Begin ENTRIES

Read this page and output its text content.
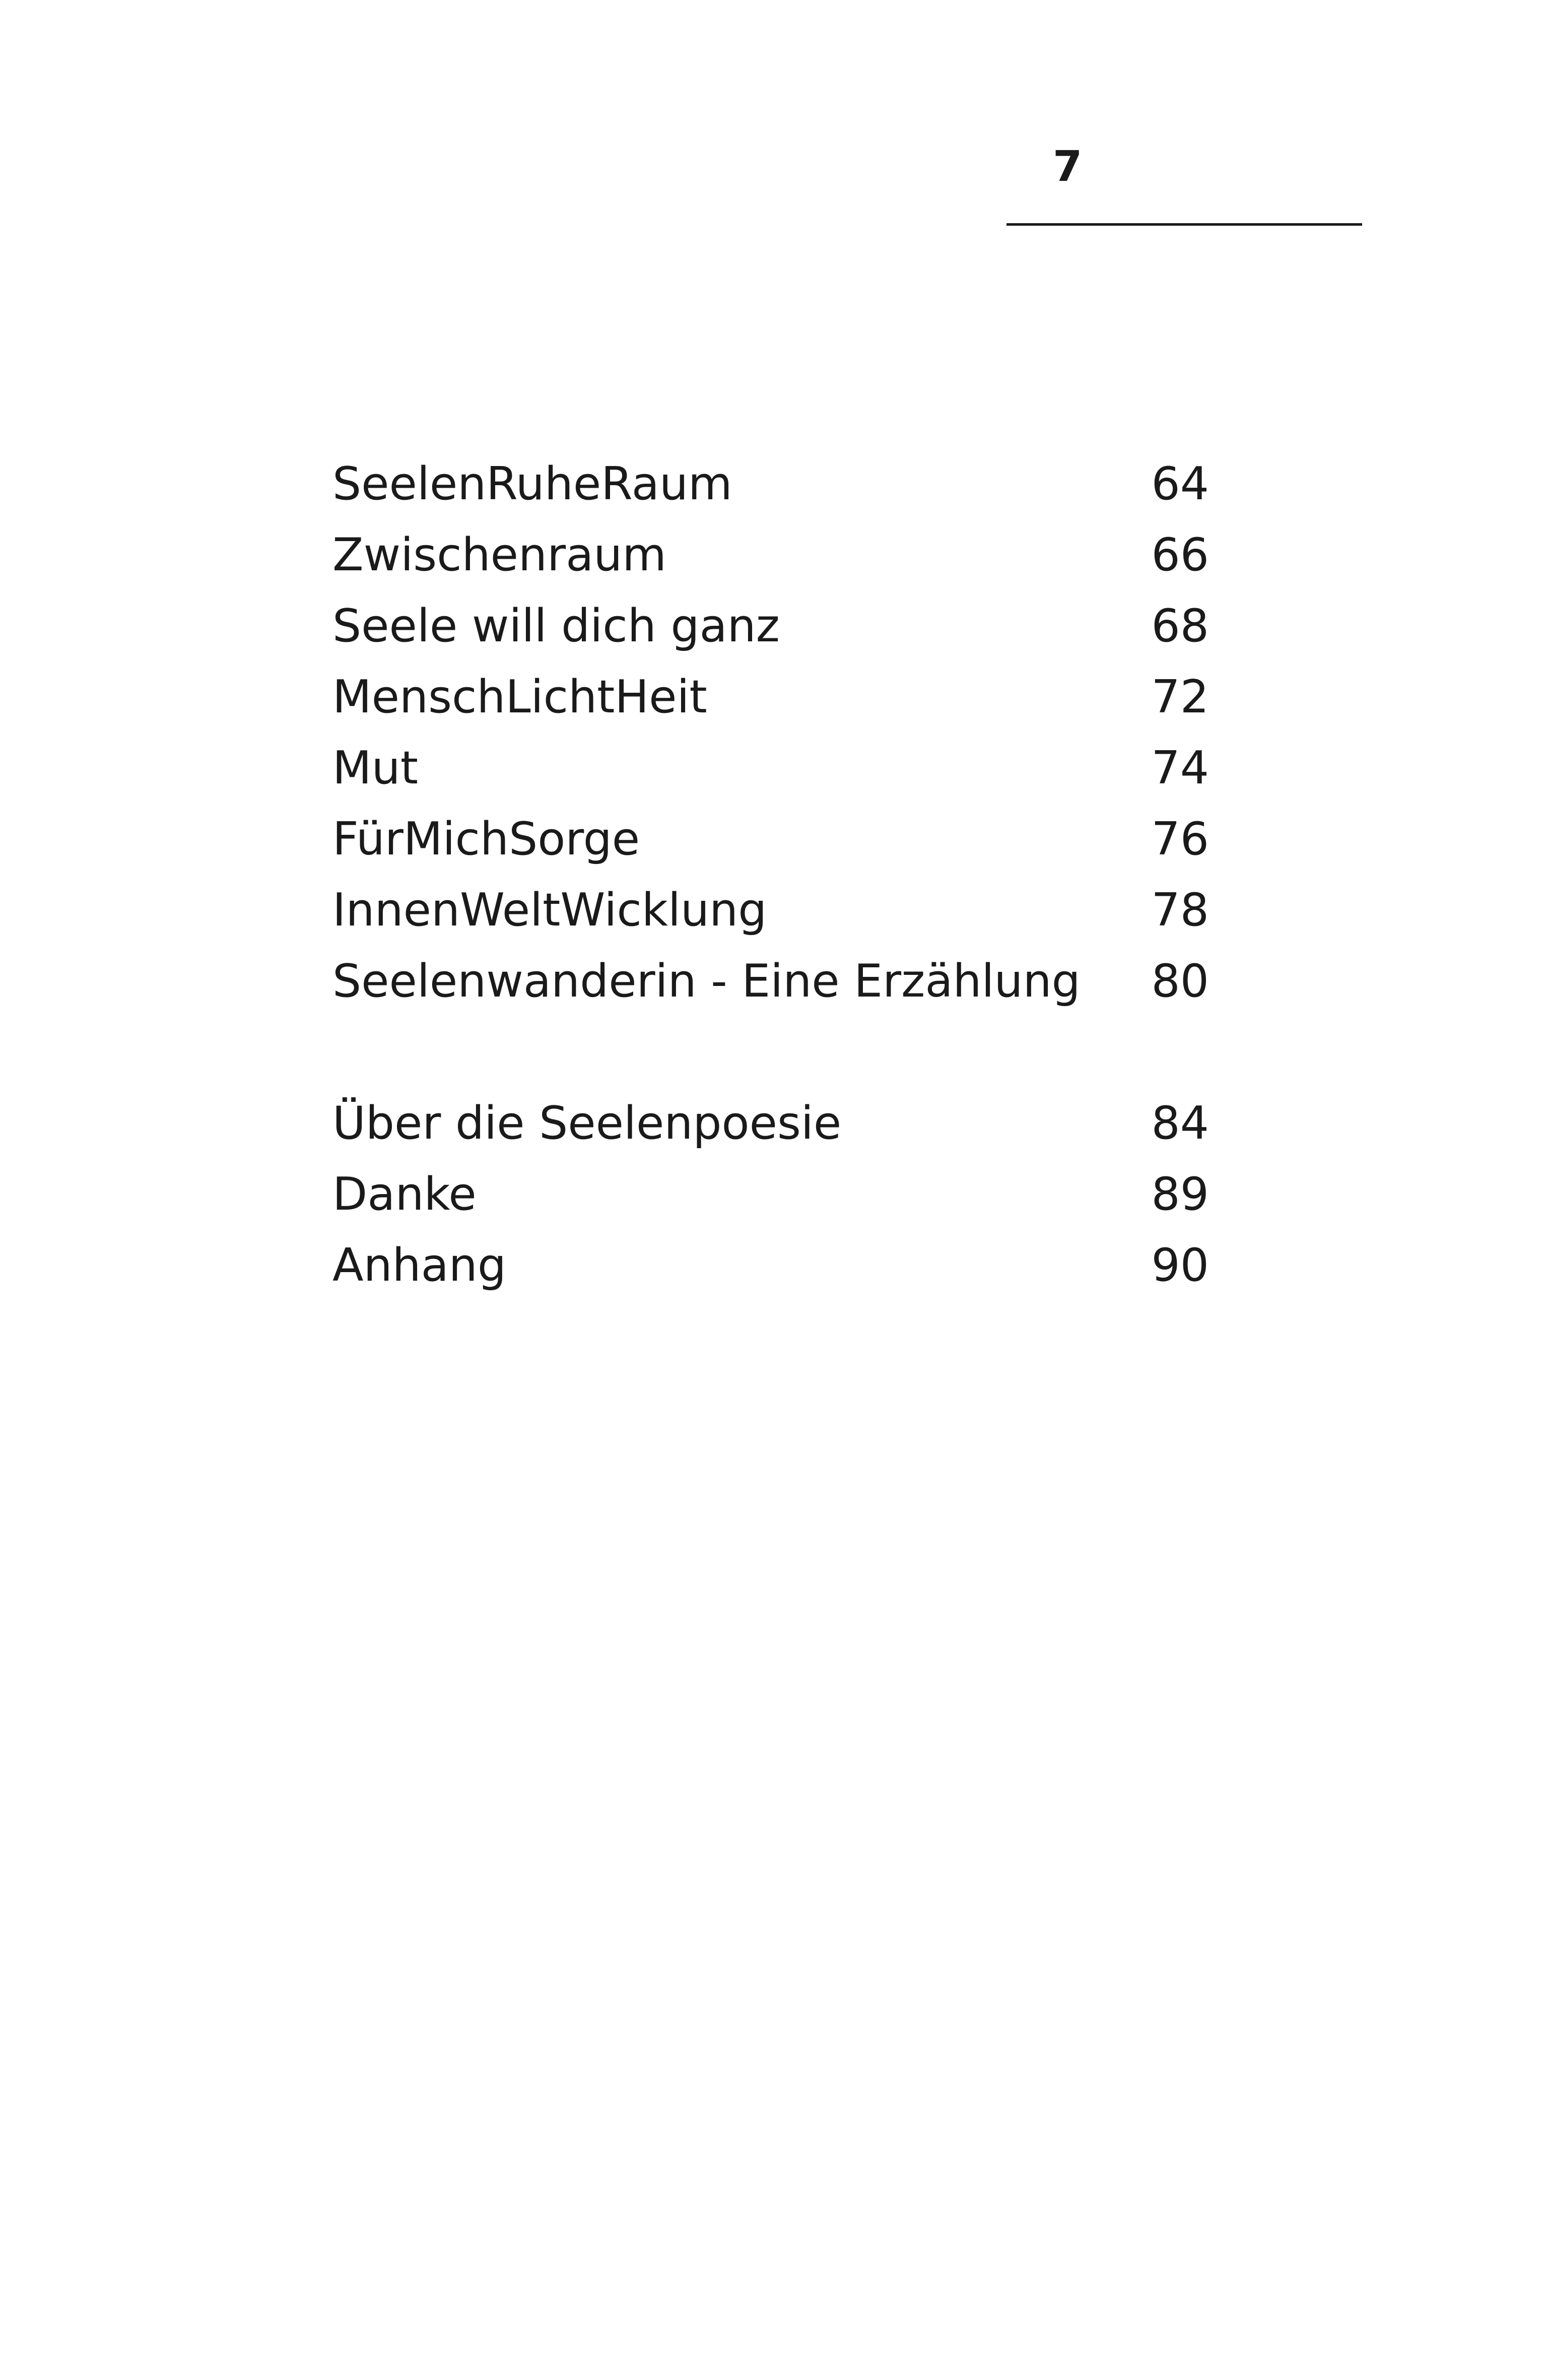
7
SeelenRuheRaum	64
Zwischenraum	66
Seele will dich ganz	68
MenschLichtHeit	72
Mut	74
FürMichSorge	76
InnenWeltWicklung	78
Seelenwanderin - Eine Erzählung	80
Über die Seelenpoesie	84
Danke	89
Anhang	90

End ENTRIES

(THE REQUEST) Output the records above exactly; leave out the pictures.

(RESULT FOR THIS TASK)
Read this page and output its text content.
7
SeelenRuheRaum	64
Zwischenraum	66
Seele will dich ganz	68
MenschLichtHeit	72
Mut	74
FürMichSorge	76
InnenWeltWicklung	78
Seelenwanderin - Eine Erzählung	80
Über die Seelenpoesie	84
Danke	89
Anhang	90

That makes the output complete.